Write out each line from the data below that includes the word "Nominal".

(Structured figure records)
● ● ● ● ● ● ●

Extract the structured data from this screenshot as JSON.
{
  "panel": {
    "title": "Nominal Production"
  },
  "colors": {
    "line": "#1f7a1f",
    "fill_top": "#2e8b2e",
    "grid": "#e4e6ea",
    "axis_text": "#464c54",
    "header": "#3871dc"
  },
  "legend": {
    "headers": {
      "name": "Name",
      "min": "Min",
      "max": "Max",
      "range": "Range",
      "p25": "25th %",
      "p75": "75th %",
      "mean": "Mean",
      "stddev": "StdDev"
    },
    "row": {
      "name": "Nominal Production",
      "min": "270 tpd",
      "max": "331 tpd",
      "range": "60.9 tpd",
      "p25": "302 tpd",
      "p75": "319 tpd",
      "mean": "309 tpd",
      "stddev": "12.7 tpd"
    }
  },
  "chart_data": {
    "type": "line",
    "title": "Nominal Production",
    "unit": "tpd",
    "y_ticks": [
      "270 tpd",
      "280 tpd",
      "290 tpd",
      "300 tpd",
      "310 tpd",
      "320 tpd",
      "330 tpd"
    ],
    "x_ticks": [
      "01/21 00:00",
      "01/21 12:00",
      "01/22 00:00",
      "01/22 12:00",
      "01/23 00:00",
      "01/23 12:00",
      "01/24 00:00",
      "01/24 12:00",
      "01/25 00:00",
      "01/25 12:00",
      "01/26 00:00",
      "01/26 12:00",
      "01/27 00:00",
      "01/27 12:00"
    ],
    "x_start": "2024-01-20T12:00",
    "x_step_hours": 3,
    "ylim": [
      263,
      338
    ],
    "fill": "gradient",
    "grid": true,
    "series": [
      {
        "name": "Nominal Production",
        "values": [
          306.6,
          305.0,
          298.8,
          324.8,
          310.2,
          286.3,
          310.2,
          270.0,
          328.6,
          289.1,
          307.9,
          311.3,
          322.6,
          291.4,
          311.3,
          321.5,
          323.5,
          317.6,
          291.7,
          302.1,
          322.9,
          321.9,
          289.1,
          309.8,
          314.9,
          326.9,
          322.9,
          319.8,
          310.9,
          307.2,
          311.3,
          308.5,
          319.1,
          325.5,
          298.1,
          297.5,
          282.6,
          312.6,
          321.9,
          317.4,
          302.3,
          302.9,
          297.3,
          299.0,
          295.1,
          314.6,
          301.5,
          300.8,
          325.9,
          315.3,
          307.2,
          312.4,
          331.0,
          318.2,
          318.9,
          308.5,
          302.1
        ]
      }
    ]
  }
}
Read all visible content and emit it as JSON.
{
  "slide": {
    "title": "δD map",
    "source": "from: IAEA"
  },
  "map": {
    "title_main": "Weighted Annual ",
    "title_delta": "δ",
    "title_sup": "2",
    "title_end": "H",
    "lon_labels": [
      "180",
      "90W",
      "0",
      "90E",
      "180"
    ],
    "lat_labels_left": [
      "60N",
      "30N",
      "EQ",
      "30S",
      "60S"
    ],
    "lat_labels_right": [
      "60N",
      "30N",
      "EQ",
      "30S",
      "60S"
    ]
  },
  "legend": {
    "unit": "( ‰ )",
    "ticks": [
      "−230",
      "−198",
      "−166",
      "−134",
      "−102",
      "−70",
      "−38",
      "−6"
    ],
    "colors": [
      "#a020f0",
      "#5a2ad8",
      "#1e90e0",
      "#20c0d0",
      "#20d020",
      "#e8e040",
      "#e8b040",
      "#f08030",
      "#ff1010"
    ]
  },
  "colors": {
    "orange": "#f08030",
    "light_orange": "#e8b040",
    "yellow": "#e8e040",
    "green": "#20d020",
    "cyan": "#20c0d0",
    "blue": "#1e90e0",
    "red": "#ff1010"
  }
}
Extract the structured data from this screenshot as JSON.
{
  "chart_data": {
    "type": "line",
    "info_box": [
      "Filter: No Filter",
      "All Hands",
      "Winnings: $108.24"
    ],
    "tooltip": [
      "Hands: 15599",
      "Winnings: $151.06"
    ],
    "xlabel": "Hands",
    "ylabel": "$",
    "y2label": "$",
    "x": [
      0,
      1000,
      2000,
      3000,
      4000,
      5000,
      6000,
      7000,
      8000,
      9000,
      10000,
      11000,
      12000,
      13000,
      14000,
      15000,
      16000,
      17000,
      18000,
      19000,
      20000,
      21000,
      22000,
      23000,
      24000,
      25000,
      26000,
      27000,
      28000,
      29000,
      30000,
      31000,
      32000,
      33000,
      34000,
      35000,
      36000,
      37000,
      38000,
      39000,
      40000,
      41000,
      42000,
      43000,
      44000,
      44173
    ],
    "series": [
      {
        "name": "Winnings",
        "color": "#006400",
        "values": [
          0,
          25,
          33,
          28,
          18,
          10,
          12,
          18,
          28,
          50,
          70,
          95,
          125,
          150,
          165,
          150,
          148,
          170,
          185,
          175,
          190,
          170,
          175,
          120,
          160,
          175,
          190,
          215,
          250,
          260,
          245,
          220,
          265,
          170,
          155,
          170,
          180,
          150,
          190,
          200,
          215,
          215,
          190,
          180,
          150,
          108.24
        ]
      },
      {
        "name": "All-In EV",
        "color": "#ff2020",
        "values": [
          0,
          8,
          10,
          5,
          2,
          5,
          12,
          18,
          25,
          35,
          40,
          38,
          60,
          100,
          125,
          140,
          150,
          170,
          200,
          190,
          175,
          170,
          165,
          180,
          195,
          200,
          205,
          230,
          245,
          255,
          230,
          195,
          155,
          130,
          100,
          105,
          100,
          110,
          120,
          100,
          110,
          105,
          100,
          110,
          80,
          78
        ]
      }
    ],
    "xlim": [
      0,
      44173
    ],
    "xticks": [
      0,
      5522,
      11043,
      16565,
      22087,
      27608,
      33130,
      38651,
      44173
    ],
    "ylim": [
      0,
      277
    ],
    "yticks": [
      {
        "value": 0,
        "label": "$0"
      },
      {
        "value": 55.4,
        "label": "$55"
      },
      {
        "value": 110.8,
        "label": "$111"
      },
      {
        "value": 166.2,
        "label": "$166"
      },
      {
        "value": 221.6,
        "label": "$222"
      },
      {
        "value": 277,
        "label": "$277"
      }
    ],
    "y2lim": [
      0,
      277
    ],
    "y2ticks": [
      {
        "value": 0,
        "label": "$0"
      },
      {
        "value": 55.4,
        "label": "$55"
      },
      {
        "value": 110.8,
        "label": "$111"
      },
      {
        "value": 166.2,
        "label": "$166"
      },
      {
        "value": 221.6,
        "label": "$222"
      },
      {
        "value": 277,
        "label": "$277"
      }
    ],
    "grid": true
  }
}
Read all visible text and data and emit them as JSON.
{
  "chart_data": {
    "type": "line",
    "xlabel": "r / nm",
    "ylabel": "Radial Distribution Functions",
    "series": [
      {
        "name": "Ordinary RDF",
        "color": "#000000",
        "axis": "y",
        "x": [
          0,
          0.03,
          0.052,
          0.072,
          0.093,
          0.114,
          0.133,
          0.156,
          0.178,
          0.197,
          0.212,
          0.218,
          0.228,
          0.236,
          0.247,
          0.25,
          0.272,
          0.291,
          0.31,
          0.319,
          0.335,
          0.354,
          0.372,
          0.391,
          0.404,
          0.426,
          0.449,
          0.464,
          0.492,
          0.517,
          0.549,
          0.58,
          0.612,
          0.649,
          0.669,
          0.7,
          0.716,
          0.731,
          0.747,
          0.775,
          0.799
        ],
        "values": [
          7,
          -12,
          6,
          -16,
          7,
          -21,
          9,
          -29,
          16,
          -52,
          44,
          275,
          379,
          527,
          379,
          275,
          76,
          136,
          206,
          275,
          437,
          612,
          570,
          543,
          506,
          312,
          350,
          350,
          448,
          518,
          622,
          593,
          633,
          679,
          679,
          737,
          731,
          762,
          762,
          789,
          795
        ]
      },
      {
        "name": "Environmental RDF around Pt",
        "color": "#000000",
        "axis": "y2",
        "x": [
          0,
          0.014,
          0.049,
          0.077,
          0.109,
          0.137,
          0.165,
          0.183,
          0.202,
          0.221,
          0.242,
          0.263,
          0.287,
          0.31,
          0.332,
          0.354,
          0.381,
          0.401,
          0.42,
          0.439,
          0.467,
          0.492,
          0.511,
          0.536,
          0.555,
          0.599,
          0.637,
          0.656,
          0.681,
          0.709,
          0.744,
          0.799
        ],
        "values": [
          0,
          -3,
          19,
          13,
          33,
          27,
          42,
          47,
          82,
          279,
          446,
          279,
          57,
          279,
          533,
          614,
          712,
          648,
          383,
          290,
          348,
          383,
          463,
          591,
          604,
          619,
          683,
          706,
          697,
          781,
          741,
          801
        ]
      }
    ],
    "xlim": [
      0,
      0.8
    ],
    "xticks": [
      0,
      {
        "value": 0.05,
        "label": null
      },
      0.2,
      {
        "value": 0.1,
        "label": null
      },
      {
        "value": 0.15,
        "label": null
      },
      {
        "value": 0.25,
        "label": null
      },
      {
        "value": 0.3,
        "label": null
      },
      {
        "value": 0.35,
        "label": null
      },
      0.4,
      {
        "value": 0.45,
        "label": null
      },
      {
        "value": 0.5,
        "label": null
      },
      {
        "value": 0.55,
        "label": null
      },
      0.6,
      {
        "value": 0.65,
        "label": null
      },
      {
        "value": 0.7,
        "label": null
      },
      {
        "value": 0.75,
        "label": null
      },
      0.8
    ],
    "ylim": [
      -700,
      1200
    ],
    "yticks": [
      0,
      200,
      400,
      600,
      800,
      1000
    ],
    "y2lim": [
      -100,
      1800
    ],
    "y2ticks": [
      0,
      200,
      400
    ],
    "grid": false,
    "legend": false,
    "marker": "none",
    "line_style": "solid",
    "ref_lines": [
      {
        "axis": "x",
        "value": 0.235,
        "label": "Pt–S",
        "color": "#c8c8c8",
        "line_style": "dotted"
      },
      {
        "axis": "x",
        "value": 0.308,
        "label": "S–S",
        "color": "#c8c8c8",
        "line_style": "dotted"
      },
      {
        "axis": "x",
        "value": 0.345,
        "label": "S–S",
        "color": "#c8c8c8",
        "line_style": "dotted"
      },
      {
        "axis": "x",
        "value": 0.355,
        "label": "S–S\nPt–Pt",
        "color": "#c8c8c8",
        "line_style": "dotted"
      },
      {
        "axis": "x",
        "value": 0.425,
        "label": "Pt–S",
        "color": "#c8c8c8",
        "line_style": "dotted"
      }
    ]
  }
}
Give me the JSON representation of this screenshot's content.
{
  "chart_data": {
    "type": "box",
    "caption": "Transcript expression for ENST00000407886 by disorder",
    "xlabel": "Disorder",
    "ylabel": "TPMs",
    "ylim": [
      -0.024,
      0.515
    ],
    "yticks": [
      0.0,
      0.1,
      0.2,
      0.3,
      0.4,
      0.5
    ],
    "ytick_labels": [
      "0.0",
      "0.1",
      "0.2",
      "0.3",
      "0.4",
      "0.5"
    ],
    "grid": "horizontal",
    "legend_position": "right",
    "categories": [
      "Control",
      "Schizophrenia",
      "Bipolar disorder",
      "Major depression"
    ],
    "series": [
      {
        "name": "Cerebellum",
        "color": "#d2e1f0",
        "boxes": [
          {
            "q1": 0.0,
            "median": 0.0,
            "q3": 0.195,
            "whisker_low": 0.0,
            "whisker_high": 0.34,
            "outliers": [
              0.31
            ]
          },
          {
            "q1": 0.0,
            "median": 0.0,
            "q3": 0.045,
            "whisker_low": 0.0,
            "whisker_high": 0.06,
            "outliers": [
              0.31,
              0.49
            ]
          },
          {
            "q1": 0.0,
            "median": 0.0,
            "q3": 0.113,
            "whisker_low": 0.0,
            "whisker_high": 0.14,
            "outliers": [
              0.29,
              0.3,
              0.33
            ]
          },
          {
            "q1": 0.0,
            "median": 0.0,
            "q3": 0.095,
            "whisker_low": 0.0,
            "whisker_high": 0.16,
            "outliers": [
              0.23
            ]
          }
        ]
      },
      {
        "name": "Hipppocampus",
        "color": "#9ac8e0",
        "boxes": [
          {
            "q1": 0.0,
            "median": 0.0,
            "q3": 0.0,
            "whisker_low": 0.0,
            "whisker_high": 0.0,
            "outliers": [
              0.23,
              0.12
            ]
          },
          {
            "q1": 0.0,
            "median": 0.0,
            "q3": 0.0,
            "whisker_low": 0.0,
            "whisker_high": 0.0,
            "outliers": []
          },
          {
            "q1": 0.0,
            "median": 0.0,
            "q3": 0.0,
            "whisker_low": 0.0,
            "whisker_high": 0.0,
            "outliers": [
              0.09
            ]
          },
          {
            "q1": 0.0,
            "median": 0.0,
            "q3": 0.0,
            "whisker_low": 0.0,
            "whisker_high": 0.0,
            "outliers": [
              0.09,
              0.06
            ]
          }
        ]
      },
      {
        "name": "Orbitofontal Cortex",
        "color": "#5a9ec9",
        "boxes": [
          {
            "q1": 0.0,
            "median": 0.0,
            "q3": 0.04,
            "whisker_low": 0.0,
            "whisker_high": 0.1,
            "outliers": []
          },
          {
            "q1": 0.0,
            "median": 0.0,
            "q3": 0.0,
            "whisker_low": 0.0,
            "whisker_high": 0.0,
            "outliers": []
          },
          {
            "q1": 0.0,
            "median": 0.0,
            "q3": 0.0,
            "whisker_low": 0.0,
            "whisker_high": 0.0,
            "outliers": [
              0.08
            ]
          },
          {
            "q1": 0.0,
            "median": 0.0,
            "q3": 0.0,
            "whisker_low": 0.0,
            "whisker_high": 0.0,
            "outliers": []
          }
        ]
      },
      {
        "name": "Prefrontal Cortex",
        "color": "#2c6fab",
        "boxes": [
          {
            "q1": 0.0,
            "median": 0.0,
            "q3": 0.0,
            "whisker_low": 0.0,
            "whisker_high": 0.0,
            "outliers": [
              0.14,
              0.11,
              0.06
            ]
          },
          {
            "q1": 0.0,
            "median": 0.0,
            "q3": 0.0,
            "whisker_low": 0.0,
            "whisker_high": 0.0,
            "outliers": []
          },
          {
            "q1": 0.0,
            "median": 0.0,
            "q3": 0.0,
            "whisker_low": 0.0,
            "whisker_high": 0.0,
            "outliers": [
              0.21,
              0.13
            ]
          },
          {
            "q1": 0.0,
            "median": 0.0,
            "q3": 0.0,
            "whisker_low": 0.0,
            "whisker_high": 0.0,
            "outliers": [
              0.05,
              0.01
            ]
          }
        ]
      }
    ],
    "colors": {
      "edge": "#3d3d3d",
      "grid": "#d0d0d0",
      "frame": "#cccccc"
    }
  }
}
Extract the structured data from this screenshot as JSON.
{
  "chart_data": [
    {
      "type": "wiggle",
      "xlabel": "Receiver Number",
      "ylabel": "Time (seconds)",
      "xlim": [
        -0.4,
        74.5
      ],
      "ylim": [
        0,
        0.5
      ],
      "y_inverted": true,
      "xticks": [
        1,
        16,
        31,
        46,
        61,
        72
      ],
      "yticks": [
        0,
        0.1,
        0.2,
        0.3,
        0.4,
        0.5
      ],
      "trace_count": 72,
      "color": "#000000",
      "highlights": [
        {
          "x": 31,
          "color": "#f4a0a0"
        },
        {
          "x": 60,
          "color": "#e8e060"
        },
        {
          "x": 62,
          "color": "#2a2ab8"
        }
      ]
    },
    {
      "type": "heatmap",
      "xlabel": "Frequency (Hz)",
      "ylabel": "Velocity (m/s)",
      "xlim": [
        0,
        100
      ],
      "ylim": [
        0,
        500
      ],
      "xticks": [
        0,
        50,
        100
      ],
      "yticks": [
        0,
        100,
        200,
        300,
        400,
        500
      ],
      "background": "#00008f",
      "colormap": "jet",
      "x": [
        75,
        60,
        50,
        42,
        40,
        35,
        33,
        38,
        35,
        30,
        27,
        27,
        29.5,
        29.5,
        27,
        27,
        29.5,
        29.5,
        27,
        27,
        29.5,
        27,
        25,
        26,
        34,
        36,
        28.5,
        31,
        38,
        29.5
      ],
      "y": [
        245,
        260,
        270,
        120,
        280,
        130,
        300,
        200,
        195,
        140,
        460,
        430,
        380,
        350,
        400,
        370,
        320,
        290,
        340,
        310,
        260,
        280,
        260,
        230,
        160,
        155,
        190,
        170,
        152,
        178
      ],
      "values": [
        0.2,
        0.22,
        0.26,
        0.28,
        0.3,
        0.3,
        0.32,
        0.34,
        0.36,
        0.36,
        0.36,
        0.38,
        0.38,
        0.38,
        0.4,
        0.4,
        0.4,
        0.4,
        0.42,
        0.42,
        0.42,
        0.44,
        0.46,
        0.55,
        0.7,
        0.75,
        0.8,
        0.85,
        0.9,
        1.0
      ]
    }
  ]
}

● ● ● ● ● ● ●

_COMPLETE ANSWER_.
    "title": "Nominal Production"
      "name": "Nominal Production",
    "title": "Nominal Production",
        "name": "Nominal Production",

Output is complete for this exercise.